■ **Aim**
Render the material again word for word, skipping the pictures in it.

[Stored data]
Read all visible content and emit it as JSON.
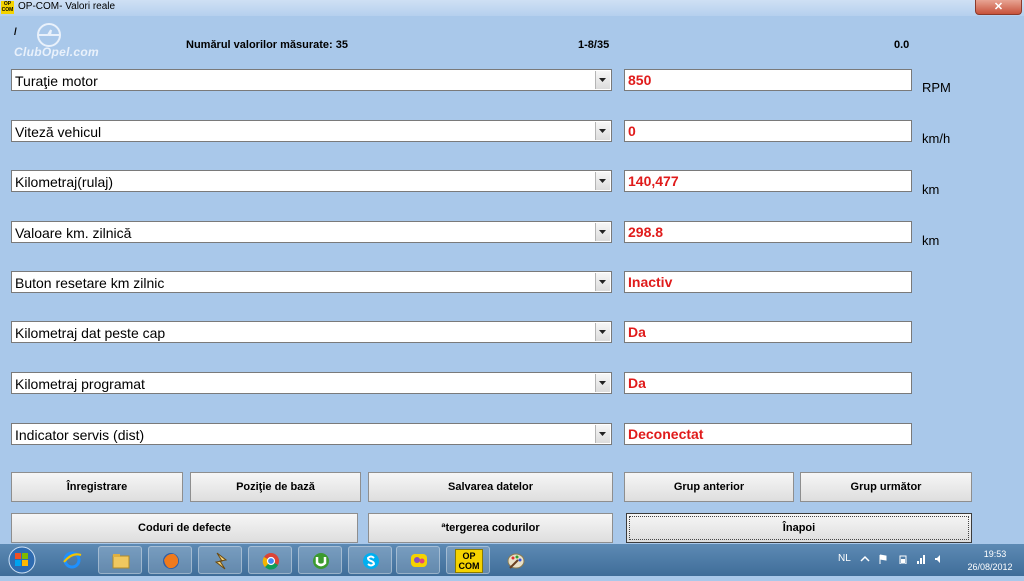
{
  "window": {
    "app_icon_text": "OP COM",
    "title": "OP-COM- Valori reale",
    "close_glyph": "✕"
  },
  "header": {
    "slash": "/",
    "watermark": "ClubOpel.com",
    "count_label": "Numărul valorilor măsurate: 35",
    "page_label": "1-8/35",
    "time_label": "0.0"
  },
  "rows": [
    {
      "param": "Turaţie motor",
      "value": "850",
      "unit": "RPM"
    },
    {
      "param": "Viteză vehicul",
      "value": "0",
      "unit": "km/h"
    },
    {
      "param": "Kilometraj(rulaj)",
      "value": "140,477",
      "unit": "km"
    },
    {
      "param": "Valoare km. zilnică",
      "value": "298.8",
      "unit": "km"
    },
    {
      "param": "Buton  resetare km zilnic",
      "value": "Inactiv",
      "unit": ""
    },
    {
      "param": "Kilometraj dat peste cap",
      "value": "Da",
      "unit": ""
    },
    {
      "param": "Kilometraj programat",
      "value": "Da",
      "unit": ""
    },
    {
      "param": "Indicator servis (dist)",
      "value": "Deconectat",
      "unit": ""
    }
  ],
  "buttons": {
    "record": "Înregistrare",
    "base_position": "Poziţie de bază",
    "save_data": "Salvarea datelor",
    "prev_group": "Grup anterior",
    "next_group": "Grup următor",
    "fault_codes": "Coduri de defecte",
    "clear_codes": "ªtergerea codurilor",
    "back": "Înapoi"
  },
  "taskbar": {
    "icons": [
      "start-orb-icon",
      "internet-explorer-icon",
      "file-explorer-icon",
      "firefox-icon",
      "winamp-icon",
      "chrome-icon",
      "utorrent-icon",
      "skype-icon",
      "messenger-icon",
      "opcom-icon",
      "paint-icon"
    ],
    "opcom_label": "OP COM",
    "language": "NL",
    "time": "19:53",
    "date": "26/08/2012"
  },
  "colors": {
    "background": "#a9c8ea",
    "value_text": "#e01b1b",
    "taskbar": "#4a78a6"
  }
}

■ **Result of this task**
Read all visible content and emit it as JSON.
{
  "window": {
    "app_icon_text": "OP COM",
    "title": "OP-COM- Valori reale",
    "close_glyph": "✕"
  },
  "header": {
    "slash": "/",
    "watermark": "ClubOpel.com",
    "count_label": "Numărul valorilor măsurate: 35",
    "page_label": "1-8/35",
    "time_label": "0.0"
  },
  "rows": [
    {
      "param": "Turaţie motor",
      "value": "850",
      "unit": "RPM"
    },
    {
      "param": "Viteză vehicul",
      "value": "0",
      "unit": "km/h"
    },
    {
      "param": "Kilometraj(rulaj)",
      "value": "140,477",
      "unit": "km"
    },
    {
      "param": "Valoare km. zilnică",
      "value": "298.8",
      "unit": "km"
    },
    {
      "param": "Buton  resetare km zilnic",
      "value": "Inactiv",
      "unit": ""
    },
    {
      "param": "Kilometraj dat peste cap",
      "value": "Da",
      "unit": ""
    },
    {
      "param": "Kilometraj programat",
      "value": "Da",
      "unit": ""
    },
    {
      "param": "Indicator servis (dist)",
      "value": "Deconectat",
      "unit": ""
    }
  ],
  "buttons": {
    "record": "Înregistrare",
    "base_position": "Poziţie de bază",
    "save_data": "Salvarea datelor",
    "prev_group": "Grup anterior",
    "next_group": "Grup următor",
    "fault_codes": "Coduri de defecte",
    "clear_codes": "ªtergerea codurilor",
    "back": "Înapoi"
  },
  "taskbar": {
    "icons": [
      "start-orb-icon",
      "internet-explorer-icon",
      "file-explorer-icon",
      "firefox-icon",
      "winamp-icon",
      "chrome-icon",
      "utorrent-icon",
      "skype-icon",
      "messenger-icon",
      "opcom-icon",
      "paint-icon"
    ],
    "opcom_label": "OP COM",
    "language": "NL",
    "time": "19:53",
    "date": "26/08/2012"
  },
  "colors": {
    "background": "#a9c8ea",
    "value_text": "#e01b1b",
    "taskbar": "#4a78a6"
  }
}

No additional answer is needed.